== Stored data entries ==
........

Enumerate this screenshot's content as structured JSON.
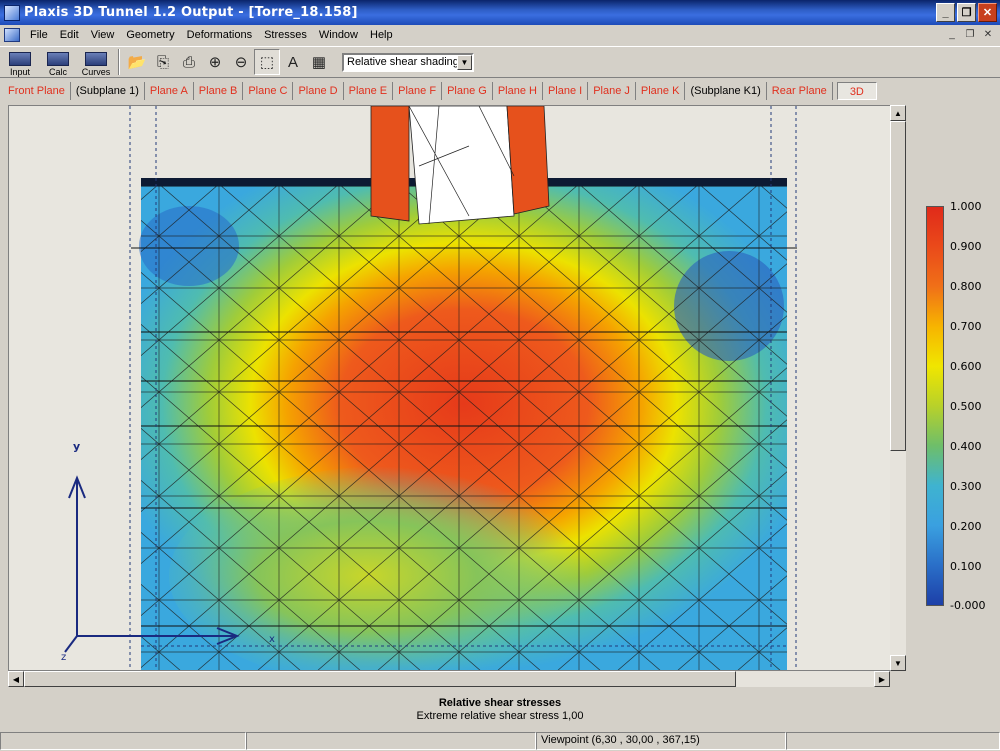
{
  "window": {
    "title": "Plaxis 3D Tunnel 1.2 Output - [Torre_18.158]"
  },
  "menu": {
    "items": [
      {
        "label": "File",
        "key": "F"
      },
      {
        "label": "Edit",
        "key": "E"
      },
      {
        "label": "View",
        "key": "V"
      },
      {
        "label": "Geometry",
        "key": "G"
      },
      {
        "label": "Deformations",
        "key": "D"
      },
      {
        "label": "Stresses",
        "key": "S"
      },
      {
        "label": "Window",
        "key": "W"
      },
      {
        "label": "Help",
        "key": "H"
      }
    ]
  },
  "toolbar": {
    "input_label": "Input",
    "calc_label": "Calc",
    "curves_label": "Curves",
    "result_type": "Relative shear shadings"
  },
  "tabs": [
    {
      "label": "Front Plane"
    },
    {
      "label": "(Subplane 1)"
    },
    {
      "label": "Plane A"
    },
    {
      "label": "Plane B"
    },
    {
      "label": "Plane C"
    },
    {
      "label": "Plane D"
    },
    {
      "label": "Plane E"
    },
    {
      "label": "Plane F"
    },
    {
      "label": "Plane G"
    },
    {
      "label": "Plane H"
    },
    {
      "label": "Plane I"
    },
    {
      "label": "Plane J"
    },
    {
      "label": "Plane K"
    },
    {
      "label": "(Subplane K1)"
    },
    {
      "label": "Rear Plane"
    },
    {
      "label": "3D"
    }
  ],
  "axes": {
    "y": "y",
    "x": "x",
    "z": "z"
  },
  "legend": {
    "labels": [
      "1.000",
      "0.900",
      "0.800",
      "0.700",
      "0.600",
      "0.500",
      "0.400",
      "0.300",
      "0.200",
      "0.100",
      "-0.000"
    ]
  },
  "footer": {
    "caption": "Relative shear stresses",
    "subcaption": "Extreme relative shear stress 1,00"
  },
  "status": {
    "viewpoint": "Viewpoint (6,30 , 30,00 , 367,15)"
  },
  "colors": {
    "max": "#e02a1a",
    "mid": "#f0e600",
    "min": "#1d3fa8"
  }
}
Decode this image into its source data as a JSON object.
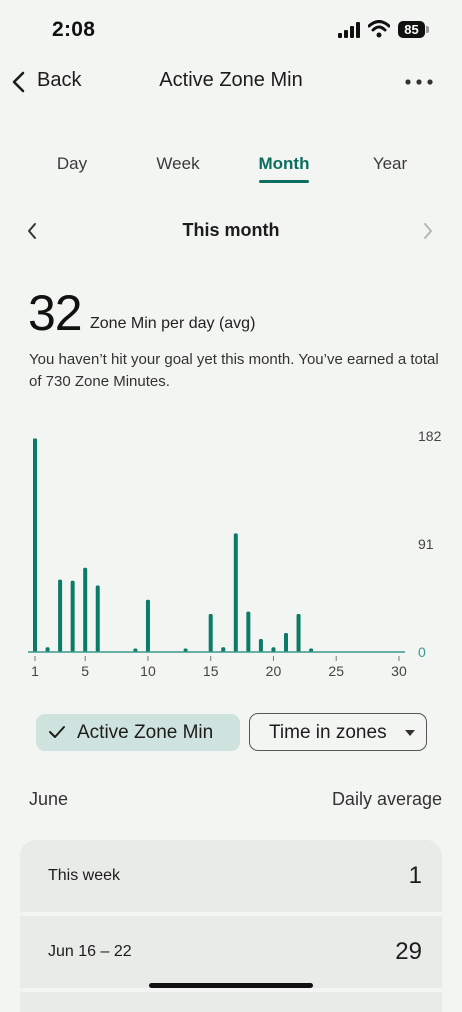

........

== DIRECTIONS FOR THIS TASK ==
Of the lines in the records, how many contain the word "JSON"? Answer with the number and nothing else.

== EXERCISE RESULT ==
2